● **Required work**:
Copy the lines below as they are; omit the images they contain.

+++

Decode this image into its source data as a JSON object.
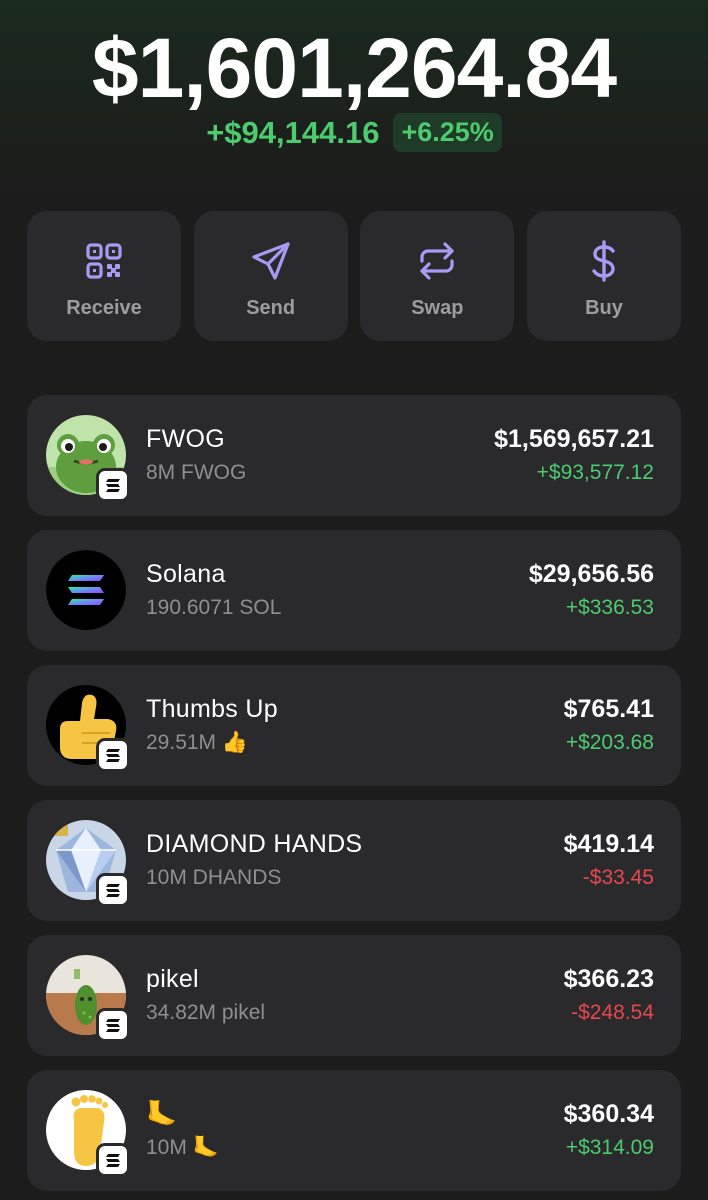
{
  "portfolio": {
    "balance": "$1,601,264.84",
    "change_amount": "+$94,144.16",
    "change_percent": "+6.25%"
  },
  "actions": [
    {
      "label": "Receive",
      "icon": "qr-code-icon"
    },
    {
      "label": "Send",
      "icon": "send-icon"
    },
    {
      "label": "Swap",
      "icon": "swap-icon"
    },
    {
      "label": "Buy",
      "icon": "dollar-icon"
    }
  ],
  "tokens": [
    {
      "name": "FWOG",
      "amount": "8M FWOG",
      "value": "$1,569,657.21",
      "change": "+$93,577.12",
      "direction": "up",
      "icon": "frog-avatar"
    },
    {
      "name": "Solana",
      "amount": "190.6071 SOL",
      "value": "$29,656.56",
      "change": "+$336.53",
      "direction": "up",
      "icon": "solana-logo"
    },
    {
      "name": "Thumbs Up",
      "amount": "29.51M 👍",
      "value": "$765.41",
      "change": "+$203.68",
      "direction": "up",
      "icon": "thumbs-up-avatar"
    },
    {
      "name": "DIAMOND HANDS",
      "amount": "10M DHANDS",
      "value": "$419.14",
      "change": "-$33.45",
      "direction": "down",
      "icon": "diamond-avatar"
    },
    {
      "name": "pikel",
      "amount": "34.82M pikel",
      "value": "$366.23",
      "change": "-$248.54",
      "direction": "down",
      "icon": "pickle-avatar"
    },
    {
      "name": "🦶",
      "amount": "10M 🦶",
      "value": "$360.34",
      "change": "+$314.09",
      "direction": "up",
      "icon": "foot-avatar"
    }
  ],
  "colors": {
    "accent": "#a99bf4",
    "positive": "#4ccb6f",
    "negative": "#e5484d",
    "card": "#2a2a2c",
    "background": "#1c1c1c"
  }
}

+++

● **Result of the task**:
Decode this image into its source data as a JSON object.
{
  "portfolio": {
    "balance": "$1,601,264.84",
    "change_amount": "+$94,144.16",
    "change_percent": "+6.25%"
  },
  "actions": [
    {
      "label": "Receive",
      "icon": "qr-code-icon"
    },
    {
      "label": "Send",
      "icon": "send-icon"
    },
    {
      "label": "Swap",
      "icon": "swap-icon"
    },
    {
      "label": "Buy",
      "icon": "dollar-icon"
    }
  ],
  "tokens": [
    {
      "name": "FWOG",
      "amount": "8M FWOG",
      "value": "$1,569,657.21",
      "change": "+$93,577.12",
      "direction": "up",
      "icon": "frog-avatar"
    },
    {
      "name": "Solana",
      "amount": "190.6071 SOL",
      "value": "$29,656.56",
      "change": "+$336.53",
      "direction": "up",
      "icon": "solana-logo"
    },
    {
      "name": "Thumbs Up",
      "amount": "29.51M 👍",
      "value": "$765.41",
      "change": "+$203.68",
      "direction": "up",
      "icon": "thumbs-up-avatar"
    },
    {
      "name": "DIAMOND HANDS",
      "amount": "10M DHANDS",
      "value": "$419.14",
      "change": "-$33.45",
      "direction": "down",
      "icon": "diamond-avatar"
    },
    {
      "name": "pikel",
      "amount": "34.82M pikel",
      "value": "$366.23",
      "change": "-$248.54",
      "direction": "down",
      "icon": "pickle-avatar"
    },
    {
      "name": "🦶",
      "amount": "10M 🦶",
      "value": "$360.34",
      "change": "+$314.09",
      "direction": "up",
      "icon": "foot-avatar"
    }
  ],
  "colors": {
    "accent": "#a99bf4",
    "positive": "#4ccb6f",
    "negative": "#e5484d",
    "card": "#2a2a2c",
    "background": "#1c1c1c"
  }
}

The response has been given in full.